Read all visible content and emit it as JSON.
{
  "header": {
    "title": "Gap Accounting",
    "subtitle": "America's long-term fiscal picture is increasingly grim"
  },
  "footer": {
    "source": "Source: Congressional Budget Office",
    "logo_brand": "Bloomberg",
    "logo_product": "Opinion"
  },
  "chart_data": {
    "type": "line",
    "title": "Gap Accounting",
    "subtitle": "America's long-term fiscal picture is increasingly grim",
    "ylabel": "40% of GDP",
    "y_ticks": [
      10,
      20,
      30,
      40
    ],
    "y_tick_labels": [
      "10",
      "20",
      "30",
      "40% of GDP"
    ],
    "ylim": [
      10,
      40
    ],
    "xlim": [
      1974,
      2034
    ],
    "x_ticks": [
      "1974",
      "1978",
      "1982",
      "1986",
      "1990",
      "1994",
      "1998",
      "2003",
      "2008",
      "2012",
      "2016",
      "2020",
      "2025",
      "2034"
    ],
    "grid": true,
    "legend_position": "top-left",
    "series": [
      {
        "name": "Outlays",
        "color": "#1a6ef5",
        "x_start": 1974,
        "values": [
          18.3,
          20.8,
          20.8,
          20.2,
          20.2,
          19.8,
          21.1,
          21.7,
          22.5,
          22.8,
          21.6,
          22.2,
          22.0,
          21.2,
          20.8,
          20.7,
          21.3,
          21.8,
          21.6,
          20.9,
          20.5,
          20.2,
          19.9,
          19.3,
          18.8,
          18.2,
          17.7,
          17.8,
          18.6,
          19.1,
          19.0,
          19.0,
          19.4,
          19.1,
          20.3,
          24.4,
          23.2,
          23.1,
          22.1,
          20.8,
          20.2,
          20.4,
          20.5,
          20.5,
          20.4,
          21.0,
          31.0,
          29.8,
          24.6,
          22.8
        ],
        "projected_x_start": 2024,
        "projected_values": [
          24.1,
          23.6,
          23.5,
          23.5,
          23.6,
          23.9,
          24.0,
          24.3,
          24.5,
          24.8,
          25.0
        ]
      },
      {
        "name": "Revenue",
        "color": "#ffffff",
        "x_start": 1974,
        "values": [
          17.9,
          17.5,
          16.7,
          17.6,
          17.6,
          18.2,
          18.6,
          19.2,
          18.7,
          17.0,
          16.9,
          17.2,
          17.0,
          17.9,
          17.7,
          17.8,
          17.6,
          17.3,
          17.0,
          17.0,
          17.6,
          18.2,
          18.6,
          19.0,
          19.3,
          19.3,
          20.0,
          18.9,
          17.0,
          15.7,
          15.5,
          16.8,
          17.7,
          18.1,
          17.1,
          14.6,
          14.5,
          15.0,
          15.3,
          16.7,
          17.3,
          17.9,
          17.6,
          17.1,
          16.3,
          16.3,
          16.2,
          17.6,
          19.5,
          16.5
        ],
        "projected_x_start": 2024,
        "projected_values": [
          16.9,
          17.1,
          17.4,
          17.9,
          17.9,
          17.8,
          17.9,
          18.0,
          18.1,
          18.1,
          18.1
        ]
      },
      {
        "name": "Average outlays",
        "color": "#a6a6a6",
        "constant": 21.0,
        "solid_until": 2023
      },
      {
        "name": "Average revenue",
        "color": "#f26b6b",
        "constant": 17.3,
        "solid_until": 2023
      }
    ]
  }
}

Work to complete: Set down the listing in full, keeping every word exactly as it is.

Output:
Read all visible content and emit it as JSON.
{
  "header": {
    "title": "Gap Accounting",
    "subtitle": "America's long-term fiscal picture is increasingly grim"
  },
  "footer": {
    "source": "Source: Congressional Budget Office",
    "logo_brand": "Bloomberg",
    "logo_product": "Opinion"
  },
  "chart_data": {
    "type": "line",
    "title": "Gap Accounting",
    "subtitle": "America's long-term fiscal picture is increasingly grim",
    "ylabel": "40% of GDP",
    "y_ticks": [
      10,
      20,
      30,
      40
    ],
    "y_tick_labels": [
      "10",
      "20",
      "30",
      "40% of GDP"
    ],
    "ylim": [
      10,
      40
    ],
    "xlim": [
      1974,
      2034
    ],
    "x_ticks": [
      "1974",
      "1978",
      "1982",
      "1986",
      "1990",
      "1994",
      "1998",
      "2003",
      "2008",
      "2012",
      "2016",
      "2020",
      "2025",
      "2034"
    ],
    "grid": true,
    "legend_position": "top-left",
    "series": [
      {
        "name": "Outlays",
        "color": "#1a6ef5",
        "x_start": 1974,
        "values": [
          18.3,
          20.8,
          20.8,
          20.2,
          20.2,
          19.8,
          21.1,
          21.7,
          22.5,
          22.8,
          21.6,
          22.2,
          22.0,
          21.2,
          20.8,
          20.7,
          21.3,
          21.8,
          21.6,
          20.9,
          20.5,
          20.2,
          19.9,
          19.3,
          18.8,
          18.2,
          17.7,
          17.8,
          18.6,
          19.1,
          19.0,
          19.0,
          19.4,
          19.1,
          20.3,
          24.4,
          23.2,
          23.1,
          22.1,
          20.8,
          20.2,
          20.4,
          20.5,
          20.5,
          20.4,
          21.0,
          31.0,
          29.8,
          24.6,
          22.8
        ],
        "projected_x_start": 2024,
        "projected_values": [
          24.1,
          23.6,
          23.5,
          23.5,
          23.6,
          23.9,
          24.0,
          24.3,
          24.5,
          24.8,
          25.0
        ]
      },
      {
        "name": "Revenue",
        "color": "#ffffff",
        "x_start": 1974,
        "values": [
          17.9,
          17.5,
          16.7,
          17.6,
          17.6,
          18.2,
          18.6,
          19.2,
          18.7,
          17.0,
          16.9,
          17.2,
          17.0,
          17.9,
          17.7,
          17.8,
          17.6,
          17.3,
          17.0,
          17.0,
          17.6,
          18.2,
          18.6,
          19.0,
          19.3,
          19.3,
          20.0,
          18.9,
          17.0,
          15.7,
          15.5,
          16.8,
          17.7,
          18.1,
          17.1,
          14.6,
          14.5,
          15.0,
          15.3,
          16.7,
          17.3,
          17.9,
          17.6,
          17.1,
          16.3,
          16.3,
          16.2,
          17.6,
          19.5,
          16.5
        ],
        "projected_x_start": 2024,
        "projected_values": [
          16.9,
          17.1,
          17.4,
          17.9,
          17.9,
          17.8,
          17.9,
          18.0,
          18.1,
          18.1,
          18.1
        ]
      },
      {
        "name": "Average outlays",
        "color": "#a6a6a6",
        "constant": 21.0,
        "solid_until": 2023
      },
      {
        "name": "Average revenue",
        "color": "#f26b6b",
        "constant": 17.3,
        "solid_until": 2023
      }
    ]
  }
}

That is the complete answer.